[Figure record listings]
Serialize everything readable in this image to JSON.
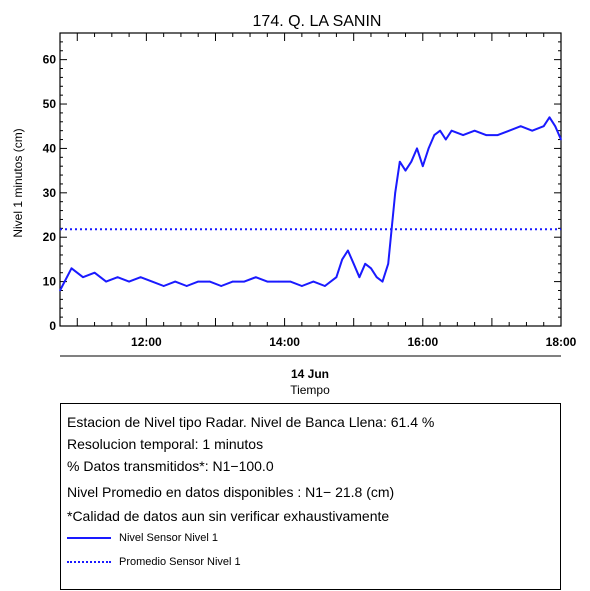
{
  "chart_data": {
    "type": "line",
    "title": "174. Q. LA SANIN",
    "ylabel": "Nivel 1 minutos (cm)",
    "xlabel_date": "14 Jun",
    "xlabel": "Tiempo",
    "xlim": [
      "10:45",
      "18:00"
    ],
    "ylim": [
      0,
      66
    ],
    "yticks": [
      0,
      10,
      20,
      30,
      40,
      50,
      60
    ],
    "xticks": [
      "12:00",
      "14:00",
      "16:00",
      "18:00"
    ],
    "series": [
      {
        "name": "Nivel Sensor Nivel 1",
        "color": "#1a1aff",
        "style": "solid",
        "x": [
          "10:45",
          "10:55",
          "11:05",
          "11:15",
          "11:25",
          "11:35",
          "11:45",
          "11:55",
          "12:05",
          "12:15",
          "12:25",
          "12:35",
          "12:45",
          "12:55",
          "13:05",
          "13:15",
          "13:25",
          "13:35",
          "13:45",
          "13:55",
          "14:05",
          "14:15",
          "14:25",
          "14:35",
          "14:45",
          "14:50",
          "14:55",
          "15:00",
          "15:05",
          "15:10",
          "15:15",
          "15:20",
          "15:25",
          "15:30",
          "15:33",
          "15:36",
          "15:40",
          "15:45",
          "15:50",
          "15:55",
          "16:00",
          "16:05",
          "16:10",
          "16:15",
          "16:20",
          "16:25",
          "16:35",
          "16:45",
          "16:55",
          "17:05",
          "17:15",
          "17:25",
          "17:35",
          "17:45",
          "17:50",
          "17:55",
          "18:00"
        ],
        "y": [
          8,
          13,
          11,
          12,
          10,
          11,
          10,
          11,
          10,
          9,
          10,
          9,
          10,
          10,
          9,
          10,
          10,
          11,
          10,
          10,
          10,
          9,
          10,
          9,
          11,
          15,
          17,
          14,
          11,
          14,
          13,
          11,
          10,
          14,
          22,
          30,
          37,
          35,
          37,
          40,
          36,
          40,
          43,
          44,
          42,
          44,
          43,
          44,
          43,
          43,
          44,
          45,
          44,
          45,
          47,
          45,
          42
        ]
      },
      {
        "name": "Promedio Sensor Nivel 1",
        "color": "#1a1aff",
        "style": "dotted",
        "y_constant": 21.8
      }
    ]
  },
  "info": {
    "line1": "Estacion de Nivel tipo Radar. Nivel de Banca Llena: 61.4 %",
    "line2": "Resolucion temporal: 1 minutos",
    "line3": "% Datos transmitidos*: N1−100.0",
    "line4": "Nivel Promedio en datos disponibles : N1− 21.8 (cm)",
    "line5": "*Calidad de datos aun sin verificar exhaustivamente"
  }
}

=== WORK TO DO ===
Every entry must be reproduced exactly, with the images left out.

=== RESPONSE BELOW ===
Serialize everything readable in this image to JSON.
{
  "chart_data": {
    "type": "line",
    "title": "174. Q. LA SANIN",
    "ylabel": "Nivel 1 minutos (cm)",
    "xlabel_date": "14 Jun",
    "xlabel": "Tiempo",
    "xlim": [
      "10:45",
      "18:00"
    ],
    "ylim": [
      0,
      66
    ],
    "yticks": [
      0,
      10,
      20,
      30,
      40,
      50,
      60
    ],
    "xticks": [
      "12:00",
      "14:00",
      "16:00",
      "18:00"
    ],
    "series": [
      {
        "name": "Nivel Sensor Nivel 1",
        "color": "#1a1aff",
        "style": "solid",
        "x": [
          "10:45",
          "10:55",
          "11:05",
          "11:15",
          "11:25",
          "11:35",
          "11:45",
          "11:55",
          "12:05",
          "12:15",
          "12:25",
          "12:35",
          "12:45",
          "12:55",
          "13:05",
          "13:15",
          "13:25",
          "13:35",
          "13:45",
          "13:55",
          "14:05",
          "14:15",
          "14:25",
          "14:35",
          "14:45",
          "14:50",
          "14:55",
          "15:00",
          "15:05",
          "15:10",
          "15:15",
          "15:20",
          "15:25",
          "15:30",
          "15:33",
          "15:36",
          "15:40",
          "15:45",
          "15:50",
          "15:55",
          "16:00",
          "16:05",
          "16:10",
          "16:15",
          "16:20",
          "16:25",
          "16:35",
          "16:45",
          "16:55",
          "17:05",
          "17:15",
          "17:25",
          "17:35",
          "17:45",
          "17:50",
          "17:55",
          "18:00"
        ],
        "y": [
          8,
          13,
          11,
          12,
          10,
          11,
          10,
          11,
          10,
          9,
          10,
          9,
          10,
          10,
          9,
          10,
          10,
          11,
          10,
          10,
          10,
          9,
          10,
          9,
          11,
          15,
          17,
          14,
          11,
          14,
          13,
          11,
          10,
          14,
          22,
          30,
          37,
          35,
          37,
          40,
          36,
          40,
          43,
          44,
          42,
          44,
          43,
          44,
          43,
          43,
          44,
          45,
          44,
          45,
          47,
          45,
          42
        ]
      },
      {
        "name": "Promedio Sensor Nivel 1",
        "color": "#1a1aff",
        "style": "dotted",
        "y_constant": 21.8
      }
    ]
  },
  "info": {
    "line1": "Estacion de Nivel tipo Radar. Nivel de Banca Llena: 61.4 %",
    "line2": "Resolucion temporal: 1 minutos",
    "line3": "% Datos transmitidos*: N1−100.0",
    "line4": "Nivel Promedio en datos disponibles : N1− 21.8 (cm)",
    "line5": "*Calidad de datos aun sin verificar exhaustivamente"
  }
}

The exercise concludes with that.